** start of DATASET **

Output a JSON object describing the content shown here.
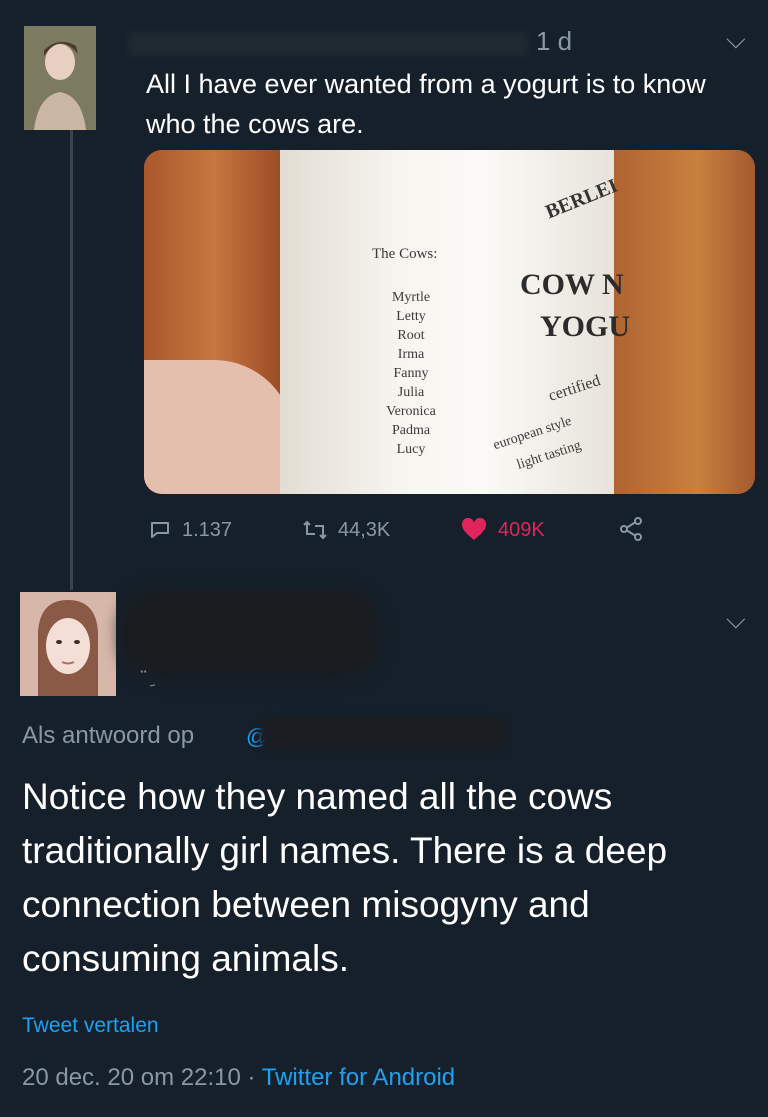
{
  "tweet1": {
    "time": "1 d",
    "text": "All I have ever wanted from a yogurt is to know who the cows are.",
    "image_text": {
      "label_title": "The Cows:",
      "cow_names": [
        "Myrtle",
        "Letty",
        "Root",
        "Irma",
        "Fanny",
        "Julia",
        "Veronica",
        "Padma",
        "Lucy"
      ],
      "brand": "BERLEI",
      "product_line1": "COW N",
      "product_line2": "YOGU",
      "certified": "certified",
      "style": "european style",
      "taste": "light tasting"
    },
    "actions": {
      "replies": "1.137",
      "retweets": "44,3K",
      "likes": "409K"
    }
  },
  "tweet2": {
    "handle_fragment": "ِ̈",
    "reply_prefix": "Als antwoord op",
    "reply_at": "@",
    "text": "Notice how they named all the cows traditionally girl names. There is a deep connection between misogyny and consuming animals.",
    "translate": "Tweet vertalen",
    "timestamp": "20 dec. 20 om 22:10",
    "separator": " · ",
    "source": "Twitter for Android"
  },
  "icons": {
    "reply": "speech-bubble",
    "retweet": "retweet-arrows",
    "like": "heart",
    "share": "share-nodes",
    "menu": "chevron-down"
  },
  "colors": {
    "background": "#15202b",
    "muted": "#8899a6",
    "link": "#1da1f2",
    "like": "#e0245e"
  }
}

** end of DATASET **

**TASK DESCRIPTION:**
Quote all the records verbatim, dropping any pictures from your copy.

**CORRECT RESPONSE:**
Output a JSON object describing the content shown here.
{
  "tweet1": {
    "time": "1 d",
    "text": "All I have ever wanted from a yogurt is to know who the cows are.",
    "image_text": {
      "label_title": "The Cows:",
      "cow_names": [
        "Myrtle",
        "Letty",
        "Root",
        "Irma",
        "Fanny",
        "Julia",
        "Veronica",
        "Padma",
        "Lucy"
      ],
      "brand": "BERLEI",
      "product_line1": "COW N",
      "product_line2": "YOGU",
      "certified": "certified",
      "style": "european style",
      "taste": "light tasting"
    },
    "actions": {
      "replies": "1.137",
      "retweets": "44,3K",
      "likes": "409K"
    }
  },
  "tweet2": {
    "handle_fragment": "ِ̈",
    "reply_prefix": "Als antwoord op",
    "reply_at": "@",
    "text": "Notice how they named all the cows traditionally girl names. There is a deep connection between misogyny and consuming animals.",
    "translate": "Tweet vertalen",
    "timestamp": "20 dec. 20 om 22:10",
    "separator": " · ",
    "source": "Twitter for Android"
  },
  "icons": {
    "reply": "speech-bubble",
    "retweet": "retweet-arrows",
    "like": "heart",
    "share": "share-nodes",
    "menu": "chevron-down"
  },
  "colors": {
    "background": "#15202b",
    "muted": "#8899a6",
    "link": "#1da1f2",
    "like": "#e0245e"
  }
}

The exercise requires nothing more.